Las imágenes son elocuentes y exponen una realidad que golpea de lleno a la seguridad en el interior de la provincia. Tras las últimas precipitaciones que afectaron a la zona del Ramal, la Seccional Nº 26 de San Pedro de Jujuy se convirtió en un claro ejemplo de la desidia edilicia.
El agua no solo rodea el edificio, sino que ha tomado por completo sus instalaciones internas.
Embed – San Pedro de Jujuy: lamentable estado de la Seccional Nº 26
Vivir y trabajar entre la humedad
Al ingresar a la dependencia, lo primero que sorprende es el estado de los techos. El video registrado por quienes asisten diariamente al lugar muestra cómo la humedad ha vencido la estructura: grandes manchones de moho, revoque desprendido y una filtración constante que ha convertido el piso en un espejo de agua.

(Entradas de datos recopiladas)
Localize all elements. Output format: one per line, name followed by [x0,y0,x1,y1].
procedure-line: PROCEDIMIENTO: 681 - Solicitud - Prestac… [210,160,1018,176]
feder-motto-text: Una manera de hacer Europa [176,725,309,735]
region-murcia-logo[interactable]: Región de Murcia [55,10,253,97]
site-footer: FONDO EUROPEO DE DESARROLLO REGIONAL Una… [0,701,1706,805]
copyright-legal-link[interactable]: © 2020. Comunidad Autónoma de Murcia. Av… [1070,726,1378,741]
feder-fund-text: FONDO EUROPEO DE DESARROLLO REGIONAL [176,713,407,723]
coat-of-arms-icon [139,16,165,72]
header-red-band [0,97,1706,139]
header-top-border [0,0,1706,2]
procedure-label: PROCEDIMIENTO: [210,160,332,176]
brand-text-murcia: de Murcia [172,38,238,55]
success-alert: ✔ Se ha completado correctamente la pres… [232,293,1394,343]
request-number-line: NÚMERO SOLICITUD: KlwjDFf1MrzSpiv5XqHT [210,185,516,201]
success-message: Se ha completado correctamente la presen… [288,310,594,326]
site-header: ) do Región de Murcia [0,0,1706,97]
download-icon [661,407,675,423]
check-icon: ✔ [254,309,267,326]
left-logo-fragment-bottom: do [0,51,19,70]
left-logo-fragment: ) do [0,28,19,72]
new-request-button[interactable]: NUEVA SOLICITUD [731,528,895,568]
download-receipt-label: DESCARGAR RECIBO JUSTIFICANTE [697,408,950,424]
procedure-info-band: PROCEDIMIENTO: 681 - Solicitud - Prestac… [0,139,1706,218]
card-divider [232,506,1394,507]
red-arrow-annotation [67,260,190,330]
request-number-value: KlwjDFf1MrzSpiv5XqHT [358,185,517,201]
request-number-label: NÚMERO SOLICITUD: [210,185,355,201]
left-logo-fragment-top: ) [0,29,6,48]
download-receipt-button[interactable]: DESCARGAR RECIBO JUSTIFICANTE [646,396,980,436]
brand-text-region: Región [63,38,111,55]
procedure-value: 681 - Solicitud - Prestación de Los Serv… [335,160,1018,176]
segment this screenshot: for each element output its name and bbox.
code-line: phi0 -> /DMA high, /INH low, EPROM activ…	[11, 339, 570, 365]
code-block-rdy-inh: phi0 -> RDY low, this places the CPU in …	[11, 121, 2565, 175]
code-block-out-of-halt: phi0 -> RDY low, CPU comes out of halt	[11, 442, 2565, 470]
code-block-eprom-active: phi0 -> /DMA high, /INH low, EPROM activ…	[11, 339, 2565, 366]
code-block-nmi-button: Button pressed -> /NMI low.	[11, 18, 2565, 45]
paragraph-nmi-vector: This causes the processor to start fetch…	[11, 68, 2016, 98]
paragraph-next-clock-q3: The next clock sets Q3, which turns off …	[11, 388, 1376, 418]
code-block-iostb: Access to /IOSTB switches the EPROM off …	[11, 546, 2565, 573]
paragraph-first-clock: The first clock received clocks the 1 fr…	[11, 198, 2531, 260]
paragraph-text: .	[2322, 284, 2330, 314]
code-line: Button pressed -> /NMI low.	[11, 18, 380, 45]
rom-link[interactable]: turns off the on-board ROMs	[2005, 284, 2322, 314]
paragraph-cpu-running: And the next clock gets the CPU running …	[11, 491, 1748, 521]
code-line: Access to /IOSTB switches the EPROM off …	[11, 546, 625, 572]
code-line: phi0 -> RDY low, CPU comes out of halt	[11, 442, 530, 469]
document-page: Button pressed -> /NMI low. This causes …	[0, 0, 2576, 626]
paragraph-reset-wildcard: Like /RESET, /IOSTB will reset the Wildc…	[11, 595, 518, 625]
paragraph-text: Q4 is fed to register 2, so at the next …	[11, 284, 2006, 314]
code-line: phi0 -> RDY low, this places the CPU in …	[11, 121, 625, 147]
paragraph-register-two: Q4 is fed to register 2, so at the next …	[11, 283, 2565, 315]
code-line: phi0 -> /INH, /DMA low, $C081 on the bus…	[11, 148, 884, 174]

Sobre la tarea: Según el texto sobre la Seccional Nº 26, ¿en qué ha convertido la filtración constante el piso de la dependencia?

Resultado: En un espejo de agua.